━━━━━ DATA ENTRIES ━━━━━
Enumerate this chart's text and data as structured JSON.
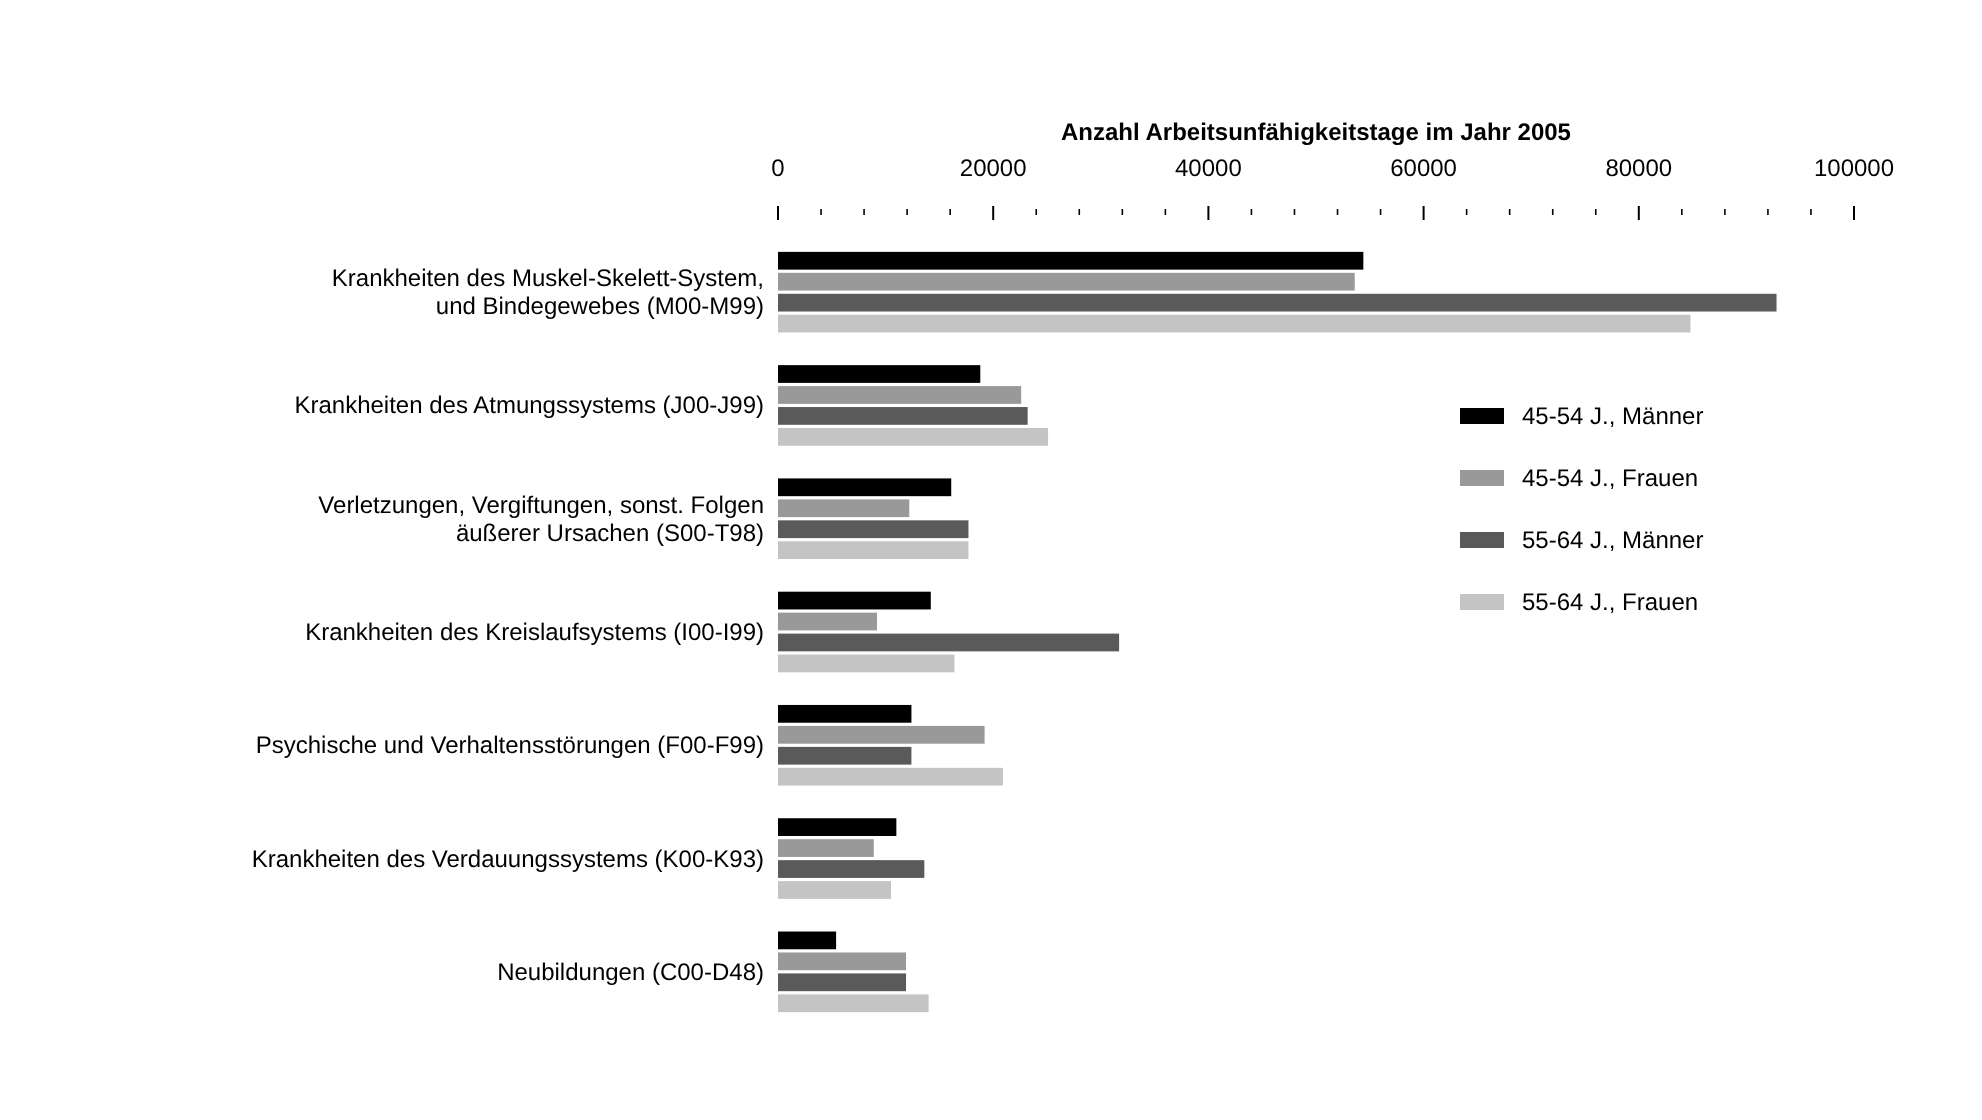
{
  "chart_data": {
    "type": "bar",
    "orientation": "horizontal",
    "title": "Anzahl Arbeitsunfähigkeitstage im Jahr 2005",
    "categories": [
      "Krankheiten des Muskel-Skelett-System,\nund Bindegewebes (M00-M99)",
      "Krankheiten des Atmungssystems (J00-J99)",
      "Verletzungen, Vergiftungen, sonst. Folgen\näußerer Ursachen (S00-T98)",
      "Krankheiten des Kreislaufsystems (I00-I99)",
      "Psychische und Verhaltensstörungen (F00-F99)",
      "Krankheiten des Verdauungssystems (K00-K93)",
      "Neubildungen (C00-D48)"
    ],
    "series": [
      {
        "name": "45-54 J., Männer",
        "color": "#000000",
        "values": [
          54400,
          18800,
          16100,
          14200,
          12400,
          11000,
          5400
        ]
      },
      {
        "name": "45-54 J., Frauen",
        "color": "#999999",
        "values": [
          53600,
          22600,
          12200,
          9200,
          19200,
          8900,
          11900
        ]
      },
      {
        "name": "55-64 J., Männer",
        "color": "#5a5a5a",
        "values": [
          92800,
          23200,
          17700,
          31700,
          12400,
          13600,
          11900
        ]
      },
      {
        "name": "55-64 J., Frauen",
        "color": "#c4c4c4",
        "values": [
          84800,
          25100,
          17700,
          16400,
          20900,
          10500,
          14000
        ]
      }
    ],
    "xlim": [
      0,
      100000
    ],
    "xticks": [
      0,
      {
        "value": 4000,
        "label": null
      },
      {
        "value": 8000,
        "label": null
      },
      {
        "value": 12000,
        "label": null
      },
      {
        "value": 16000,
        "label": null
      },
      20000,
      {
        "value": 24000,
        "label": null
      },
      {
        "value": 28000,
        "label": null
      },
      {
        "value": 32000,
        "label": null
      },
      {
        "value": 36000,
        "label": null
      },
      40000,
      {
        "value": 44000,
        "label": null
      },
      {
        "value": 48000,
        "label": null
      },
      {
        "value": 52000,
        "label": null
      },
      {
        "value": 56000,
        "label": null
      },
      60000,
      {
        "value": 64000,
        "label": null
      },
      {
        "value": 68000,
        "label": null
      },
      {
        "value": 72000,
        "label": null
      },
      {
        "value": 76000,
        "label": null
      },
      80000,
      {
        "value": 84000,
        "label": null
      },
      {
        "value": 88000,
        "label": null
      },
      {
        "value": 92000,
        "label": null
      },
      {
        "value": 96000,
        "label": null
      },
      100000
    ],
    "legend": "right",
    "grid": false
  }
}
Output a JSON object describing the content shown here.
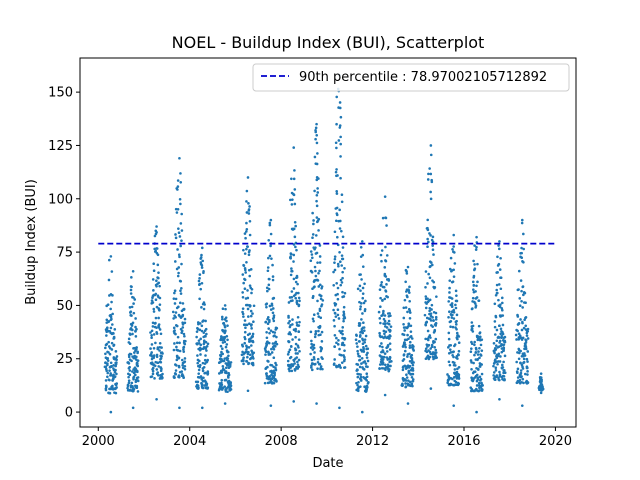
{
  "chart_data": {
    "type": "scatter",
    "title": "NOEL - Buildup Index (BUI), Scatterplot",
    "xlabel": "Date",
    "ylabel": "Buildup Index (BUI)",
    "xlim": [
      1999.2,
      2020.9
    ],
    "ylim": [
      -7,
      166
    ],
    "xticks": [
      2000,
      2004,
      2008,
      2012,
      2016,
      2020
    ],
    "yticks": [
      0,
      25,
      50,
      75,
      100,
      125,
      150
    ],
    "grid": false,
    "legend_position": "top-right",
    "colors": {
      "points": "#1f77b4",
      "reference_line": "#0000cc"
    },
    "reference_line": {
      "label": "90th percentile : 78.97002105712892",
      "value": 78.97002105712892,
      "x_range": [
        2000,
        2020
      ],
      "style": "dashed"
    },
    "season_ranges": [
      {
        "year": 2000,
        "start": 2000.3,
        "end": 2000.8,
        "min": 0,
        "max": 73
      },
      {
        "year": 2001,
        "start": 2001.3,
        "end": 2001.75,
        "min": 2,
        "max": 66
      },
      {
        "year": 2002,
        "start": 2002.3,
        "end": 2002.8,
        "min": 6,
        "max": 87
      },
      {
        "year": 2003,
        "start": 2003.3,
        "end": 2003.8,
        "min": 2,
        "max": 119
      },
      {
        "year": 2004,
        "start": 2004.3,
        "end": 2004.8,
        "min": 2,
        "max": 77
      },
      {
        "year": 2005,
        "start": 2005.3,
        "end": 2005.8,
        "min": 4,
        "max": 50
      },
      {
        "year": 2006,
        "start": 2006.3,
        "end": 2006.8,
        "min": 10,
        "max": 110
      },
      {
        "year": 2007,
        "start": 2007.3,
        "end": 2007.8,
        "min": 3,
        "max": 90
      },
      {
        "year": 2008,
        "start": 2008.3,
        "end": 2008.8,
        "min": 5,
        "max": 124
      },
      {
        "year": 2009,
        "start": 2009.3,
        "end": 2009.8,
        "min": 4,
        "max": 135
      },
      {
        "year": 2010,
        "start": 2010.3,
        "end": 2010.8,
        "min": 2,
        "max": 158
      },
      {
        "year": 2011,
        "start": 2011.3,
        "end": 2011.8,
        "min": 0,
        "max": 80
      },
      {
        "year": 2012,
        "start": 2012.3,
        "end": 2012.8,
        "min": 8,
        "max": 101
      },
      {
        "year": 2013,
        "start": 2013.3,
        "end": 2013.8,
        "min": 4,
        "max": 68
      },
      {
        "year": 2014,
        "start": 2014.3,
        "end": 2014.8,
        "min": 11,
        "max": 125
      },
      {
        "year": 2015,
        "start": 2015.3,
        "end": 2015.8,
        "min": 3,
        "max": 83
      },
      {
        "year": 2016,
        "start": 2016.3,
        "end": 2016.8,
        "min": 0,
        "max": 82
      },
      {
        "year": 2017,
        "start": 2017.3,
        "end": 2017.8,
        "min": 6,
        "max": 80
      },
      {
        "year": 2018,
        "start": 2018.3,
        "end": 2018.8,
        "min": 3,
        "max": 90
      },
      {
        "year": 2019,
        "start": 2019.3,
        "end": 2019.45,
        "min": 9,
        "max": 18
      }
    ]
  }
}
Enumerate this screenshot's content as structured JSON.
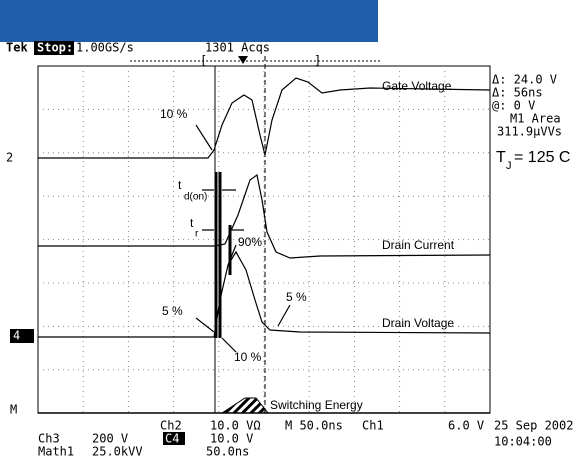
{
  "header": {
    "brand": "Tek",
    "state": "Stop:",
    "rate": "1.00GS/s",
    "acqs": "1301 Acqs"
  },
  "channel_markers": {
    "ch2": "2",
    "ch4": "4",
    "math": "M"
  },
  "traces": {
    "gate": "Gate Voltage",
    "current": "Drain Current",
    "voltage": "Drain Voltage",
    "energy": "Switching Energy"
  },
  "annotations": {
    "gate_10": "10 %",
    "td": "t",
    "td_sub": "d(on)",
    "tr": "t",
    "tr_sub": "r",
    "i_90": "90%",
    "v_5_left": "5 %",
    "v_5_right": "5 %",
    "v_10": "10 %"
  },
  "readout": {
    "delta_v": "Δ: 24.0 V",
    "delta_t": "Δ: 56ns",
    "at": "@: 0 V",
    "area_label": "M1 Area",
    "area": "311.9μVVs",
    "tj_t": "T",
    "tj_sub": "J",
    "tj_rest": " = 125 C"
  },
  "footer": {
    "ch2": "Ch2",
    "ch2_scale": "10.0 VΩ",
    "timebase": "M 50.0ns",
    "trig_ch": "Ch1",
    "trig_level": "6.0 V",
    "ch3": "Ch3",
    "ch3_scale": "200 V",
    "ch4": "C4",
    "ch4_scale": "10.0 V",
    "math": "Math1",
    "math_scale": "25.0kVV",
    "math_time": "50.0ns",
    "date": "25 Sep 2002",
    "time": "10:04:00"
  }
}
━━━━━
** EXERCISE **
Reproduce each entry precisely, dropping only the pictures.

** RESPONSE BELOW **
Enumerate this chart's text and data as structured JSON.
{
  "chart_data": {
    "type": "bar",
    "orientation": "horizontal",
    "title": "Anzahl Arbeitsunfähigkeitstage im Jahr 2005",
    "categories": [
      "Krankheiten des Muskel-Skelett-System,\nund Bindegewebes (M00-M99)",
      "Krankheiten des Atmungssystems (J00-J99)",
      "Verletzungen, Vergiftungen, sonst. Folgen\näußerer Ursachen (S00-T98)",
      "Krankheiten des Kreislaufsystems (I00-I99)",
      "Psychische und Verhaltensstörungen (F00-F99)",
      "Krankheiten des Verdauungssystems (K00-K93)",
      "Neubildungen (C00-D48)"
    ],
    "series": [
      {
        "name": "45-54 J., Männer",
        "color": "#000000",
        "values": [
          54400,
          18800,
          16100,
          14200,
          12400,
          11000,
          5400
        ]
      },
      {
        "name": "45-54 J., Frauen",
        "color": "#999999",
        "values": [
          53600,
          22600,
          12200,
          9200,
          19200,
          8900,
          11900
        ]
      },
      {
        "name": "55-64 J., Männer",
        "color": "#5a5a5a",
        "values": [
          92800,
          23200,
          17700,
          31700,
          12400,
          13600,
          11900
        ]
      },
      {
        "name": "55-64 J., Frauen",
        "color": "#c4c4c4",
        "values": [
          84800,
          25100,
          17700,
          16400,
          20900,
          10500,
          14000
        ]
      }
    ],
    "xlim": [
      0,
      100000
    ],
    "xticks": [
      0,
      {
        "value": 4000,
        "label": null
      },
      {
        "value": 8000,
        "label": null
      },
      {
        "value": 12000,
        "label": null
      },
      {
        "value": 16000,
        "label": null
      },
      20000,
      {
        "value": 24000,
        "label": null
      },
      {
        "value": 28000,
        "label": null
      },
      {
        "value": 32000,
        "label": null
      },
      {
        "value": 36000,
        "label": null
      },
      40000,
      {
        "value": 44000,
        "label": null
      },
      {
        "value": 48000,
        "label": null
      },
      {
        "value": 52000,
        "label": null
      },
      {
        "value": 56000,
        "label": null
      },
      60000,
      {
        "value": 64000,
        "label": null
      },
      {
        "value": 68000,
        "label": null
      },
      {
        "value": 72000,
        "label": null
      },
      {
        "value": 76000,
        "label": null
      },
      80000,
      {
        "value": 84000,
        "label": null
      },
      {
        "value": 88000,
        "label": null
      },
      {
        "value": 92000,
        "label": null
      },
      {
        "value": 96000,
        "label": null
      },
      100000
    ],
    "legend": "right",
    "grid": false
  }
}
Output a JSON object describing the content shown here.
{
  "chart_data": {
    "type": "scatter",
    "title": "NOEL - Buildup Index (BUI), Scatterplot",
    "xlabel": "Date",
    "ylabel": "Buildup Index (BUI)",
    "xlim": [
      1999.2,
      2020.9
    ],
    "ylim": [
      -7,
      166
    ],
    "xticks": [
      2000,
      2004,
      2008,
      2012,
      2016,
      2020
    ],
    "yticks": [
      0,
      25,
      50,
      75,
      100,
      125,
      150
    ],
    "grid": false,
    "legend_position": "top-right",
    "colors": {
      "points": "#1f77b4",
      "reference_line": "#0000cc"
    },
    "reference_line": {
      "label": "90th percentile : 78.97002105712892",
      "value": 78.97002105712892,
      "x_range": [
        2000,
        2020
      ],
      "style": "dashed"
    },
    "season_ranges": [
      {
        "year": 2000,
        "start": 2000.3,
        "end": 2000.8,
        "min": 0,
        "max": 73
      },
      {
        "year": 2001,
        "start": 2001.3,
        "end": 2001.75,
        "min": 2,
        "max": 66
      },
      {
        "year": 2002,
        "start": 2002.3,
        "end": 2002.8,
        "min": 6,
        "max": 87
      },
      {
        "year": 2003,
        "start": 2003.3,
        "end": 2003.8,
        "min": 2,
        "max": 119
      },
      {
        "year": 2004,
        "start": 2004.3,
        "end": 2004.8,
        "min": 2,
        "max": 77
      },
      {
        "year": 2005,
        "start": 2005.3,
        "end": 2005.8,
        "min": 4,
        "max": 50
      },
      {
        "year": 2006,
        "start": 2006.3,
        "end": 2006.8,
        "min": 10,
        "max": 110
      },
      {
        "year": 2007,
        "start": 2007.3,
        "end": 2007.8,
        "min": 3,
        "max": 90
      },
      {
        "year": 2008,
        "start": 2008.3,
        "end": 2008.8,
        "min": 5,
        "max": 124
      },
      {
        "year": 2009,
        "start": 2009.3,
        "end": 2009.8,
        "min": 4,
        "max": 135
      },
      {
        "year": 2010,
        "start": 2010.3,
        "end": 2010.8,
        "min": 2,
        "max": 158
      },
      {
        "year": 2011,
        "start": 2011.3,
        "end": 2011.8,
        "min": 0,
        "max": 80
      },
      {
        "year": 2012,
        "start": 2012.3,
        "end": 2012.8,
        "min": 8,
        "max": 101
      },
      {
        "year": 2013,
        "start": 2013.3,
        "end": 2013.8,
        "min": 4,
        "max": 68
      },
      {
        "year": 2014,
        "start": 2014.3,
        "end": 2014.8,
        "min": 11,
        "max": 125
      },
      {
        "year": 2015,
        "start": 2015.3,
        "end": 2015.8,
        "min": 3,
        "max": 83
      },
      {
        "year": 2016,
        "start": 2016.3,
        "end": 2016.8,
        "min": 0,
        "max": 82
      },
      {
        "year": 2017,
        "start": 2017.3,
        "end": 2017.8,
        "min": 6,
        "max": 80
      },
      {
        "year": 2018,
        "start": 2018.3,
        "end": 2018.8,
        "min": 3,
        "max": 90
      },
      {
        "year": 2019,
        "start": 2019.3,
        "end": 2019.45,
        "min": 9,
        "max": 18
      }
    ]
  }
}
Enumerate this screenshot's content as structured JSON.
{
  "header": {
    "brand": "Tek",
    "state": "Stop:",
    "rate": "1.00GS/s",
    "acqs": "1301 Acqs"
  },
  "channel_markers": {
    "ch2": "2",
    "ch4": "4",
    "math": "M"
  },
  "traces": {
    "gate": "Gate Voltage",
    "current": "Drain Current",
    "voltage": "Drain Voltage",
    "energy": "Switching Energy"
  },
  "annotations": {
    "gate_10": "10 %",
    "td": "t",
    "td_sub": "d(on)",
    "tr": "t",
    "tr_sub": "r",
    "i_90": "90%",
    "v_5_left": "5 %",
    "v_5_right": "5 %",
    "v_10": "10 %"
  },
  "readout": {
    "delta_v": "Δ: 24.0 V",
    "delta_t": "Δ: 56ns",
    "at": "@: 0 V",
    "area_label": "M1 Area",
    "area": "311.9μVVs",
    "tj_t": "T",
    "tj_sub": "J",
    "tj_rest": " = 125 C"
  },
  "footer": {
    "ch2": "Ch2",
    "ch2_scale": "10.0 VΩ",
    "timebase": "M 50.0ns",
    "trig_ch": "Ch1",
    "trig_level": "6.0 V",
    "ch3": "Ch3",
    "ch3_scale": "200 V",
    "ch4": "C4",
    "ch4_scale": "10.0 V",
    "math": "Math1",
    "math_scale": "25.0kVV",
    "math_time": "50.0ns",
    "date": "25 Sep 2002",
    "time": "10:04:00"
  }
}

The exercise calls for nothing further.